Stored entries
━━━━━━━━━━

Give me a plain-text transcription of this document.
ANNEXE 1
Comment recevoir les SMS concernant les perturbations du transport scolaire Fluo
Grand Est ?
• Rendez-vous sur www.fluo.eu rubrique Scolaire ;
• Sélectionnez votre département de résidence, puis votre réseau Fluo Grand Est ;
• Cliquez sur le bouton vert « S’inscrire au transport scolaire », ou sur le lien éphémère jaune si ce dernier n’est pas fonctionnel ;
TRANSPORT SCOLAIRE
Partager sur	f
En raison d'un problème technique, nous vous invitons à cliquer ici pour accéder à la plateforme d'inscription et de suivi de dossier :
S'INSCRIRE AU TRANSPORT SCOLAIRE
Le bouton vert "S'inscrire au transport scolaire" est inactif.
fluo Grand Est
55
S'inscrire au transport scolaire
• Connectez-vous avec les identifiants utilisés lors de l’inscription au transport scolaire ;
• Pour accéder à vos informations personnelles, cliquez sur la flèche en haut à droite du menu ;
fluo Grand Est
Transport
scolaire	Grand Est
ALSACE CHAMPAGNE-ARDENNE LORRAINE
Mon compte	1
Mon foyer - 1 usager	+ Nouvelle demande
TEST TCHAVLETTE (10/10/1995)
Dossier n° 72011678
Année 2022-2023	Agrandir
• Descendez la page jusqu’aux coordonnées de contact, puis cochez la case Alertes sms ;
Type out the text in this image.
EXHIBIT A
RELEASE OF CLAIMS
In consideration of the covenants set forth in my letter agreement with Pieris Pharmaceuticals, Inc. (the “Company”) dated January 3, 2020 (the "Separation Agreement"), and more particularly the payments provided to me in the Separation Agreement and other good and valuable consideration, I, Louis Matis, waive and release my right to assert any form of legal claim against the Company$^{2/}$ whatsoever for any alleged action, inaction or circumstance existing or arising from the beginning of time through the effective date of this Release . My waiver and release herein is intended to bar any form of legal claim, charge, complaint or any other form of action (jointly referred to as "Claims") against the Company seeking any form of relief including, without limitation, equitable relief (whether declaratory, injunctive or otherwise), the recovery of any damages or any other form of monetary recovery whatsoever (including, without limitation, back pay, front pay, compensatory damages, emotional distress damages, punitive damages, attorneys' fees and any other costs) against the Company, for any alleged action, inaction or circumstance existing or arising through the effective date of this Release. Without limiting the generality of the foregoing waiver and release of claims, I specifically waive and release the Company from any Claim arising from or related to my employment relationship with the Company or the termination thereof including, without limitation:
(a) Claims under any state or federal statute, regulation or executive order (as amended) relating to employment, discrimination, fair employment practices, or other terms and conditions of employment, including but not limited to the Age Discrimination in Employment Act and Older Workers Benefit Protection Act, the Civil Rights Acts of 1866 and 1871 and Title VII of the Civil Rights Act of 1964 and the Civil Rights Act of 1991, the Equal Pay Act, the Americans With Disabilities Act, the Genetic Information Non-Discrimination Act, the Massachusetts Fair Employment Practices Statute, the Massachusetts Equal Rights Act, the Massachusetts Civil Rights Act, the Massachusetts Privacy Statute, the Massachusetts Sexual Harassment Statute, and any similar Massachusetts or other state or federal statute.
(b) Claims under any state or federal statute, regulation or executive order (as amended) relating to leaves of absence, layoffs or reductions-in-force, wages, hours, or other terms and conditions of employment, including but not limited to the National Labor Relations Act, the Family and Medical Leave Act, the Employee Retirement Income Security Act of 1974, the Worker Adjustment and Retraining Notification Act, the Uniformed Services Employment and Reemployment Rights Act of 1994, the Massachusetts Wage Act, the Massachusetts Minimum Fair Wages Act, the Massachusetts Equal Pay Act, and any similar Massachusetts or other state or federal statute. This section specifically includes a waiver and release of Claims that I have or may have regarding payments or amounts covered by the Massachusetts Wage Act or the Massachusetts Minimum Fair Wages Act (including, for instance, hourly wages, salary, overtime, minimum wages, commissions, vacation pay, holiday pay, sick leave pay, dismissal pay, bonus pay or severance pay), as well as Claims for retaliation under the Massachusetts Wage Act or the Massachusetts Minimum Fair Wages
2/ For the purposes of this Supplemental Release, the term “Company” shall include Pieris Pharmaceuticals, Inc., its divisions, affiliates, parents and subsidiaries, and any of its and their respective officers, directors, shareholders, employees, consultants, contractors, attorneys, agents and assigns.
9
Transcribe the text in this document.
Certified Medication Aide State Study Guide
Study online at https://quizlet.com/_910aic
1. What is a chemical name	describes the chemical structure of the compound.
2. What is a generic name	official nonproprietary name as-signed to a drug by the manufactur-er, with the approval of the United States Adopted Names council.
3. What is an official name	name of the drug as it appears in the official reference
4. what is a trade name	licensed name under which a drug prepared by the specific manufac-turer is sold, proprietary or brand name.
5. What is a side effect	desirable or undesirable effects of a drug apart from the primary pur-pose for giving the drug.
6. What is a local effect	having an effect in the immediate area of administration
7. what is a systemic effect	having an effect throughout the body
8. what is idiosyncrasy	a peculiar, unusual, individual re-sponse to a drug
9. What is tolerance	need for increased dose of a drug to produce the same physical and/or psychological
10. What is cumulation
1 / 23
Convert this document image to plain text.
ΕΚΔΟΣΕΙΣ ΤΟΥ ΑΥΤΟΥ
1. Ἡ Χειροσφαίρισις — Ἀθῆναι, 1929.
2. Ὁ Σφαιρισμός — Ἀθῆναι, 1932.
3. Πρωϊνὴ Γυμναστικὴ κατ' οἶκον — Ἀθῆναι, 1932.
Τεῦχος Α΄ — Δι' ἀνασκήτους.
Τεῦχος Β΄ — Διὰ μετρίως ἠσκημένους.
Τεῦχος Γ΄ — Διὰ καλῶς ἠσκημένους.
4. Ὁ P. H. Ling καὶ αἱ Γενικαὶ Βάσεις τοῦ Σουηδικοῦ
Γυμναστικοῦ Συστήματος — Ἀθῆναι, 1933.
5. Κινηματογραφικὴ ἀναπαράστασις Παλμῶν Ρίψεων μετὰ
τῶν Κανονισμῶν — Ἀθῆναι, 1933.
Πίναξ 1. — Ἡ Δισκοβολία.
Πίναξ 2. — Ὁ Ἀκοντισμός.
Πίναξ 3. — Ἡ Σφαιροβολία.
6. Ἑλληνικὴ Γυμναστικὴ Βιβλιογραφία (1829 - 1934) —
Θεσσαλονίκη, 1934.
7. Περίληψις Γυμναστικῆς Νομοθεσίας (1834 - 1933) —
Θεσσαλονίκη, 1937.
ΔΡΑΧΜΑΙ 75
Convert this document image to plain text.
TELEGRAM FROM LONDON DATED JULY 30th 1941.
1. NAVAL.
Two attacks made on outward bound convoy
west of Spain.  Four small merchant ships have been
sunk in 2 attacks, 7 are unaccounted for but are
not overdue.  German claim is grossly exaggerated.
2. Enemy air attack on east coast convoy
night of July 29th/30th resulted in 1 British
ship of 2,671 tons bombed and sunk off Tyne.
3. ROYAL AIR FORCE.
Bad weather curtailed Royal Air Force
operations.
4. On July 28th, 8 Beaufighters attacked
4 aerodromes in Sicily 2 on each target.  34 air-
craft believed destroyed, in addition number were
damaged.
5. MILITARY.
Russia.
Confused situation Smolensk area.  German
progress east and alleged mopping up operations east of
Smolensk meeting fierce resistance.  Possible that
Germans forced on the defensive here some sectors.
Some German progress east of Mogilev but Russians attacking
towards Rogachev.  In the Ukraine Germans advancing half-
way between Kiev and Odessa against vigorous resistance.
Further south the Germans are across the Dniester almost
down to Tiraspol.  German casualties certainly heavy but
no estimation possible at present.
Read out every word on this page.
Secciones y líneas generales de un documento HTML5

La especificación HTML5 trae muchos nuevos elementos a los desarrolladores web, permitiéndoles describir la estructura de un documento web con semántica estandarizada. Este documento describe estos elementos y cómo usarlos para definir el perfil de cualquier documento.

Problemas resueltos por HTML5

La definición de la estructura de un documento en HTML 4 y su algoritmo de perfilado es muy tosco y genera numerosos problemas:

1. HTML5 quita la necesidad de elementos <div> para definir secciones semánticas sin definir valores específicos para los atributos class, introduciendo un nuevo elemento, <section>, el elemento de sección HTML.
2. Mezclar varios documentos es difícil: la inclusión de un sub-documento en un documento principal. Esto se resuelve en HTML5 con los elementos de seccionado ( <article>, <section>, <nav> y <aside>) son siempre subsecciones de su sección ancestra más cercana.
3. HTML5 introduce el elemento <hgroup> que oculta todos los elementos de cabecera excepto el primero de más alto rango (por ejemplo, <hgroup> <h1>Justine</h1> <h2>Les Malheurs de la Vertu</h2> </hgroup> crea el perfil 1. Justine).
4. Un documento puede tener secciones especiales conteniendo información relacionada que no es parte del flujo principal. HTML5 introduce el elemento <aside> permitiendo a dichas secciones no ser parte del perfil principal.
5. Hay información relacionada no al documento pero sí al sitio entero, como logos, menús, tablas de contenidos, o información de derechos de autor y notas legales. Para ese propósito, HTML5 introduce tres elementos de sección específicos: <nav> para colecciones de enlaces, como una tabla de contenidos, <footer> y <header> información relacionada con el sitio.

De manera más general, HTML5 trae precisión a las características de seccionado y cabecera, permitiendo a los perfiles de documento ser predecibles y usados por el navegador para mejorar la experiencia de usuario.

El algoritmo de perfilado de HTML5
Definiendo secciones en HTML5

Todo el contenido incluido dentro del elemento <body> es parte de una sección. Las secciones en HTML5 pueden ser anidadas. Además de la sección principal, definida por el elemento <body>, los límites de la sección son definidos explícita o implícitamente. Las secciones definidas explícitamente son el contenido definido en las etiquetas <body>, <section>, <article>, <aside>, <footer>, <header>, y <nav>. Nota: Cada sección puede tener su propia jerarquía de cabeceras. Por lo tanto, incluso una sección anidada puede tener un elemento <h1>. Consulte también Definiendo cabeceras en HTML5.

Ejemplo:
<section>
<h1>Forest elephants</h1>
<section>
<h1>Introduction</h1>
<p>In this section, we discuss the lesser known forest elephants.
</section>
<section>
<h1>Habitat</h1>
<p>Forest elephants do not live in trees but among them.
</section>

━━━━━━━━━━

[What to work on] Go through the material and copy out every line with "having" in it.

[Finished task]
6. What is a local effect	having an effect in the immediate area of administration
7. what is a systemic effect	having an effect throughout the body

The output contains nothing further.